§ **Problem to solve**
Write out the listing below without alteration, omitting its pictures.

* begin Raw records *

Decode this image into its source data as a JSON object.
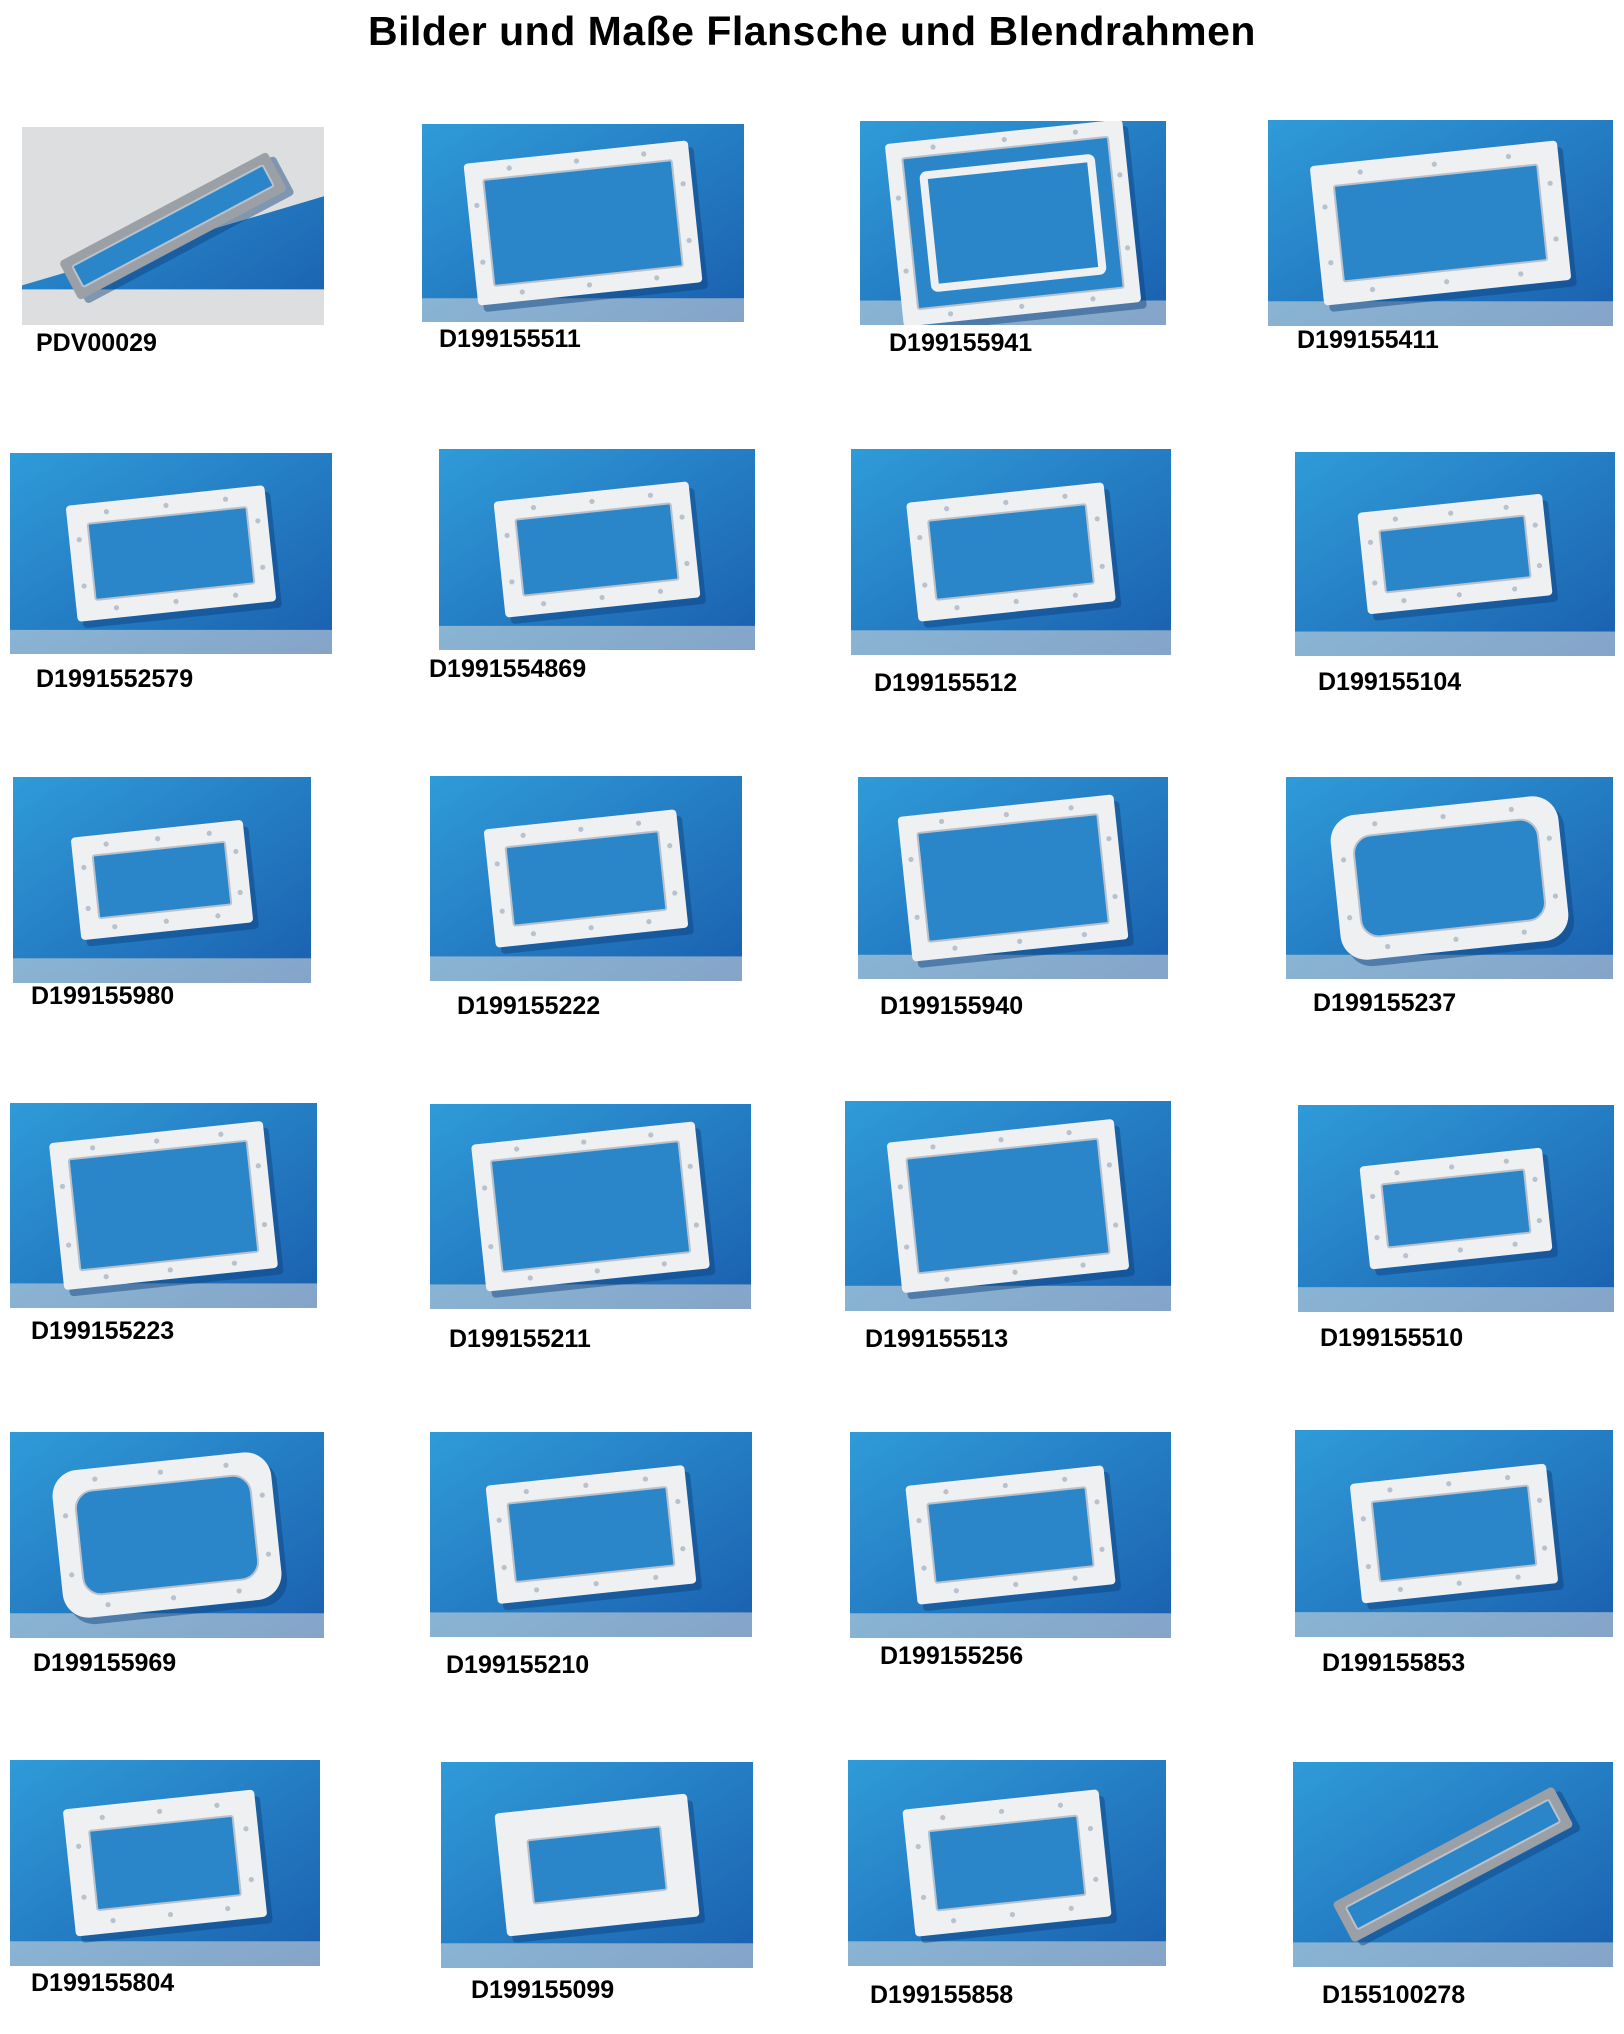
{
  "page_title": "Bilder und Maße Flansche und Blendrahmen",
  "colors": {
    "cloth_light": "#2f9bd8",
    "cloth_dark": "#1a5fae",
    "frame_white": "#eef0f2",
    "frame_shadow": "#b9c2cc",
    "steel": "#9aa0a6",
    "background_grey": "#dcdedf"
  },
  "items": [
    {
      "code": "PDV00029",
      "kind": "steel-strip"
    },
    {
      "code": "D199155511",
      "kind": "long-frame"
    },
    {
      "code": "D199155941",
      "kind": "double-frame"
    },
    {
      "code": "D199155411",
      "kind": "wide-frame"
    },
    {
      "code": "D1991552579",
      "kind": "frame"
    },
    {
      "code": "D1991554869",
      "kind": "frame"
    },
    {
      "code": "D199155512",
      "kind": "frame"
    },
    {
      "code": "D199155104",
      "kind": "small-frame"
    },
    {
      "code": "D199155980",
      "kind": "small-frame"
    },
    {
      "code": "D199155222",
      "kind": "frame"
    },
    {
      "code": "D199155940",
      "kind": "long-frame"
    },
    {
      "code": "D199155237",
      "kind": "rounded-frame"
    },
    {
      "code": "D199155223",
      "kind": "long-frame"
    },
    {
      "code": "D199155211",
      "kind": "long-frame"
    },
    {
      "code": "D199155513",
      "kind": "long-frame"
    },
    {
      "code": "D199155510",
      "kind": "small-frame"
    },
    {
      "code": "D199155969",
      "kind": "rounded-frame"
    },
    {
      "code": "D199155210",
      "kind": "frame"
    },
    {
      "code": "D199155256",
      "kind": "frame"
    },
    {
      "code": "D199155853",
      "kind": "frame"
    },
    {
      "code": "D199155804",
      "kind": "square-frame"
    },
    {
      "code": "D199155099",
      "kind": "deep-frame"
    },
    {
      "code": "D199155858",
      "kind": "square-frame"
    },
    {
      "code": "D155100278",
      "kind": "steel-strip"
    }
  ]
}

* end Raw records *

§ **Response**
Decode this image into its source data as a JSON object.
{
  "page_title": "Bilder und Maße Flansche und Blendrahmen",
  "colors": {
    "cloth_light": "#2f9bd8",
    "cloth_dark": "#1a5fae",
    "frame_white": "#eef0f2",
    "frame_shadow": "#b9c2cc",
    "steel": "#9aa0a6",
    "background_grey": "#dcdedf"
  },
  "items": [
    {
      "code": "PDV00029",
      "kind": "steel-strip"
    },
    {
      "code": "D199155511",
      "kind": "long-frame"
    },
    {
      "code": "D199155941",
      "kind": "double-frame"
    },
    {
      "code": "D199155411",
      "kind": "wide-frame"
    },
    {
      "code": "D1991552579",
      "kind": "frame"
    },
    {
      "code": "D1991554869",
      "kind": "frame"
    },
    {
      "code": "D199155512",
      "kind": "frame"
    },
    {
      "code": "D199155104",
      "kind": "small-frame"
    },
    {
      "code": "D199155980",
      "kind": "small-frame"
    },
    {
      "code": "D199155222",
      "kind": "frame"
    },
    {
      "code": "D199155940",
      "kind": "long-frame"
    },
    {
      "code": "D199155237",
      "kind": "rounded-frame"
    },
    {
      "code": "D199155223",
      "kind": "long-frame"
    },
    {
      "code": "D199155211",
      "kind": "long-frame"
    },
    {
      "code": "D199155513",
      "kind": "long-frame"
    },
    {
      "code": "D199155510",
      "kind": "small-frame"
    },
    {
      "code": "D199155969",
      "kind": "rounded-frame"
    },
    {
      "code": "D199155210",
      "kind": "frame"
    },
    {
      "code": "D199155256",
      "kind": "frame"
    },
    {
      "code": "D199155853",
      "kind": "frame"
    },
    {
      "code": "D199155804",
      "kind": "square-frame"
    },
    {
      "code": "D199155099",
      "kind": "deep-frame"
    },
    {
      "code": "D199155858",
      "kind": "square-frame"
    },
    {
      "code": "D155100278",
      "kind": "steel-strip"
    }
  ]
}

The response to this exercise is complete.